▸ **TASK TO CARRY OUT**:
Put each line of the data below into a Markdown table with two columns, Row and Line. Number the rows in order and leave out any blank lines.

▸ **RECORDS SUPPLIED**:
####################

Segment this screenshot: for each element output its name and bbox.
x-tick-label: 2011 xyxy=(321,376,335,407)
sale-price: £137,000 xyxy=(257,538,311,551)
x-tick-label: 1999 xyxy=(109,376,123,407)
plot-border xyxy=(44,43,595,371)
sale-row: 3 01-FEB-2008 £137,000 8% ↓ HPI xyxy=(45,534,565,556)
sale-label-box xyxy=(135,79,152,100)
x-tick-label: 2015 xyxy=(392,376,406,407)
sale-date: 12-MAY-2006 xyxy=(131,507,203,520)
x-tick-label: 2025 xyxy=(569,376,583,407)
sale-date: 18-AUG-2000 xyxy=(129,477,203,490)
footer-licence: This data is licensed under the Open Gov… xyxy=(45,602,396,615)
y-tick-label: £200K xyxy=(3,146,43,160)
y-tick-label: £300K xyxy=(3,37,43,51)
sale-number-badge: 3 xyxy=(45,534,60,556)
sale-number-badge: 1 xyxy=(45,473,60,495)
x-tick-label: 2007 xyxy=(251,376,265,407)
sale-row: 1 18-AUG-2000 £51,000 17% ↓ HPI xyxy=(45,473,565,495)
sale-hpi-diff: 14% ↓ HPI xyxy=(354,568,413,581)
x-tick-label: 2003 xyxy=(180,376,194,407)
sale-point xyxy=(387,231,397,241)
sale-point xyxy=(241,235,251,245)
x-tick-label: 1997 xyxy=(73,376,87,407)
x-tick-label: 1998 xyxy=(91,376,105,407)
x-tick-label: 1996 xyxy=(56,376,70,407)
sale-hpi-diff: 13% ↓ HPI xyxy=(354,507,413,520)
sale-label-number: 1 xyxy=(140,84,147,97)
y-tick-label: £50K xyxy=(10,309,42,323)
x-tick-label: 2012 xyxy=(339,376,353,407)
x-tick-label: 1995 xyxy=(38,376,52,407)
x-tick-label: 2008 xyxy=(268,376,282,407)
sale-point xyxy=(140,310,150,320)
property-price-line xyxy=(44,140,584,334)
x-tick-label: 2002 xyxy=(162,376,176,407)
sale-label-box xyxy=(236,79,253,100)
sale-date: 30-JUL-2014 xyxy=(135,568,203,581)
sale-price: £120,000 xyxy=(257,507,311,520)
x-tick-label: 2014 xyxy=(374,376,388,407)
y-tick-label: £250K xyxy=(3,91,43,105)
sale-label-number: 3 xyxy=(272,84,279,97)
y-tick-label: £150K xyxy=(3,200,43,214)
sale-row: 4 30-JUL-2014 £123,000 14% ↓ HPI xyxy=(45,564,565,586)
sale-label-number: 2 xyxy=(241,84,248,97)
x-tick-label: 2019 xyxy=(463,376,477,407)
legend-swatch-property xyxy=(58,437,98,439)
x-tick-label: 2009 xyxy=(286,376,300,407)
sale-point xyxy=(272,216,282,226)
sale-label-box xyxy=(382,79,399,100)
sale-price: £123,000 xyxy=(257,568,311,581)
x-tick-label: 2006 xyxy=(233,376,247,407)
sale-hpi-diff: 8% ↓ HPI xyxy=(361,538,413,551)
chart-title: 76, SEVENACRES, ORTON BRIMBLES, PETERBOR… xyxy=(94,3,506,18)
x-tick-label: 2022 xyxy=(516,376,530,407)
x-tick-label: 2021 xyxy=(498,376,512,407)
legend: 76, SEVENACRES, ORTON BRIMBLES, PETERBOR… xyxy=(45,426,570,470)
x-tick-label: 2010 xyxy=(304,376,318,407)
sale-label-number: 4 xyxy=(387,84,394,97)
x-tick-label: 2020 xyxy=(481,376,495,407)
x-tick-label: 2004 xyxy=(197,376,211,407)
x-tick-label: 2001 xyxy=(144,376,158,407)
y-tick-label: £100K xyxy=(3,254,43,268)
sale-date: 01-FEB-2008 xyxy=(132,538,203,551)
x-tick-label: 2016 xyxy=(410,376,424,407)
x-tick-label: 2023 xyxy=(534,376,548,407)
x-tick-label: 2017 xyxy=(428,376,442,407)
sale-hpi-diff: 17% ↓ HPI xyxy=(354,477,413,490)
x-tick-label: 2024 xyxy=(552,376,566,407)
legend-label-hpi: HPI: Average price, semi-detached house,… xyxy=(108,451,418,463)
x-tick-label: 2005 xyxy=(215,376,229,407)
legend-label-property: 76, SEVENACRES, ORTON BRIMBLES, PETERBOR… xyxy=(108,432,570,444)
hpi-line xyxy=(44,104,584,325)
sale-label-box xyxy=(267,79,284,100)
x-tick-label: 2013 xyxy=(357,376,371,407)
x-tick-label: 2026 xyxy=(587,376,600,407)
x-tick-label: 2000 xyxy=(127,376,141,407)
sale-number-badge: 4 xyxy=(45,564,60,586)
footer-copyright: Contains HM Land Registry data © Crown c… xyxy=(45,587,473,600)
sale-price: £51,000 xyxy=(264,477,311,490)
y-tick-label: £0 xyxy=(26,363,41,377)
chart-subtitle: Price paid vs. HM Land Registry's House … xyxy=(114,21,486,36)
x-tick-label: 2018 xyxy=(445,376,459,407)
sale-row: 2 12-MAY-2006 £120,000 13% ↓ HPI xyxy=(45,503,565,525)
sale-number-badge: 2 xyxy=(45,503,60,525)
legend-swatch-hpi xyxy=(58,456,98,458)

####################

▸ **ANSWER FOR THIS EXERCISE**:
| Row | Line |
|---|---|
| 1 | Segment this screenshot: for each element output its name and bbox. |
| 2 | x-tick-label: 2011 xyxy=(321,376,335,407) |
| 3 | sale-price: £137,000 xyxy=(257,538,311,551) |
| 4 | x-tick-label: 1999 xyxy=(109,376,123,407) |
| 5 | plot-border xyxy=(44,43,595,371) |
| 6 | sale-row: 3 01-FEB-2008 £137,000 8% ↓ HPI xyxy=(45,534,565,556) |
| 7 | sale-label-box xyxy=(135,79,152,100) |
| 8 | x-tick-label: 2015 xyxy=(392,376,406,407) |
| 9 | sale-date: 12-MAY-2006 xyxy=(131,507,203,520) |
| 10 | x-tick-label: 2025 xyxy=(569,376,583,407) |
| 11 | sale-date: 18-AUG-2000 xyxy=(129,477,203,490) |
| 12 | footer-licence: This data is licensed under the Open Gov… xyxy=(45,602,396,615) |
| 13 | y-tick-label: £200K xyxy=(3,146,43,160) |
| 14 | y-tick-label: £300K xyxy=(3,37,43,51) |
| 15 | sale-number-badge: 3 xyxy=(45,534,60,556) |
| 16 | sale-number-badge: 1 xyxy=(45,473,60,495) |
| 17 | x-tick-label: 2007 xyxy=(251,376,265,407) |
| 18 | sale-row: 1 18-AUG-2000 £51,000 17% ↓ HPI xyxy=(45,473,565,495) |
| 19 | sale-hpi-diff: 14% ↓ HPI xyxy=(354,568,413,581) |
| 20 | x-tick-label: 2003 xyxy=(180,376,194,407) |
| 21 | sale-point xyxy=(387,231,397,241) |
| 22 | sale-point xyxy=(241,235,251,245) |
| 23 | x-tick-label: 1997 xyxy=(73,376,87,407) |
| 24 | x-tick-label: 1998 xyxy=(91,376,105,407) |
| 25 | x-tick-label: 1996 xyxy=(56,376,70,407) |
| 26 | sale-hpi-diff: 13% ↓ HPI xyxy=(354,507,413,520) |
| 27 | sale-label-number: 1 xyxy=(140,84,147,97) |
| 28 | y-tick-label: £50K xyxy=(10,309,42,323) |
| 29 | x-tick-label: 2012 xyxy=(339,376,353,407) |
| 30 | x-tick-label: 1995 xyxy=(38,376,52,407) |
| 31 | x-tick-label: 2008 xyxy=(268,376,282,407) |
| 32 | sale-point xyxy=(140,310,150,320) |
| 33 | property-price-line xyxy=(44,140,584,334) |
| 34 | x-tick-label: 2002 xyxy=(162,376,176,407) |
| 35 | sale-label-box xyxy=(236,79,253,100) |
| 36 | sale-date: 30-JUL-2014 xyxy=(135,568,203,581) |
| 37 | sale-price: £120,000 xyxy=(257,507,311,520) |
| 38 | x-tick-label: 2014 xyxy=(374,376,388,407) |
| 39 | y-tick-label: £250K xyxy=(3,91,43,105) |
| 40 | sale-label-number: 3 xyxy=(272,84,279,97) |
| 41 | y-tick-label: £150K xyxy=(3,200,43,214) |
| 42 | sale-row: 4 30-JUL-2014 £123,000 14% ↓ HPI xyxy=(45,564,565,586) |
| 43 | sale-label-number: 2 xyxy=(241,84,248,97) |
| 44 | x-tick-label: 2019 xyxy=(463,376,477,407) |
| 45 | legend-swatch-property xyxy=(58,437,98,439) |
| 46 | x-tick-label: 2009 xyxy=(286,376,300,407) |
| 47 | sale-point xyxy=(272,216,282,226) |
| 48 | sale-label-box xyxy=(382,79,399,100) |
| 49 | sale-price: £123,000 xyxy=(257,568,311,581) |
| 50 | x-tick-label: 2006 xyxy=(233,376,247,407) |
| 51 | sale-hpi-diff: 8% ↓ HPI xyxy=(361,538,413,551) |
| 52 | chart-title: 76, SEVENACRES, ORTON BRIMBLES, PETERBOR… xyxy=(94,3,506,18) |
| 53 | x-tick-label: 2022 xyxy=(516,376,530,407) |
| 54 | x-tick-label: 2021 xyxy=(498,376,512,407) |
| 55 | legend: 76, SEVENACRES, ORTON BRIMBLES, PETERBOR… xyxy=(45,426,570,470) |
| 56 | x-tick-label: 2010 xyxy=(304,376,318,407) |
| 57 | sale-label-number: 4 xyxy=(387,84,394,97) |
| 58 | x-tick-label: 2020 xyxy=(481,376,495,407) |
| 59 | x-tick-label: 2004 xyxy=(197,376,211,407) |
| 60 | x-tick-label: 2001 xyxy=(144,376,158,407) |
| 61 | y-tick-label: £100K xyxy=(3,254,43,268) |
| 62 | sale-date: 01-FEB-2008 xyxy=(132,538,203,551) |
| 63 | x-tick-label: 2016 xyxy=(410,376,424,407) |
| 64 | x-tick-label: 2023 xyxy=(534,376,548,407) |
| 65 | x-tick-label: 2017 xyxy=(428,376,442,407) |
| 66 | sale-hpi-diff: 17% ↓ HPI xyxy=(354,477,413,490) |
| 67 | x-tick-label: 2024 xyxy=(552,376,566,407) |
| 68 | legend-label-hpi: HPI: Average price, semi-detached house,… xyxy=(108,451,418,463) |
| 69 | x-tick-label: 2005 xyxy=(215,376,229,407) |
| 70 | legend-label-property: 76, SEVENACRES, ORTON BRIMBLES, PETERBOR… xyxy=(108,432,570,444) |
| 71 | hpi-line xyxy=(44,104,584,325) |
| 72 | sale-label-box xyxy=(267,79,284,100) |
| 73 | x-tick-label: 2013 xyxy=(357,376,371,407) |
| 74 | x-tick-label: 2026 xyxy=(587,376,600,407) |
| 75 | x-tick-label: 2000 xyxy=(127,376,141,407) |
| 76 | sale-number-badge: 4 xyxy=(45,564,60,586) |
| 77 | footer-copyright: Contains HM Land Registry data © Crown c… xyxy=(45,587,473,600) |
| 78 | sale-price: £51,000 xyxy=(264,477,311,490) |
| 79 | y-tick-label: £0 xyxy=(26,363,41,377) |
| 80 | chart-subtitle: Price paid vs. HM Land Registry's House … xyxy=(114,21,486,36) |
| 81 | x-tick-label: 2018 xyxy=(445,376,459,407) |
| 82 | sale-row: 2 12-MAY-2006 £120,000 13% ↓ HPI xyxy=(45,503,565,525) |
| 83 | sale-number-badge: 2 xyxy=(45,503,60,525) |
| 84 | legend-swatch-hpi xyxy=(58,456,98,458) |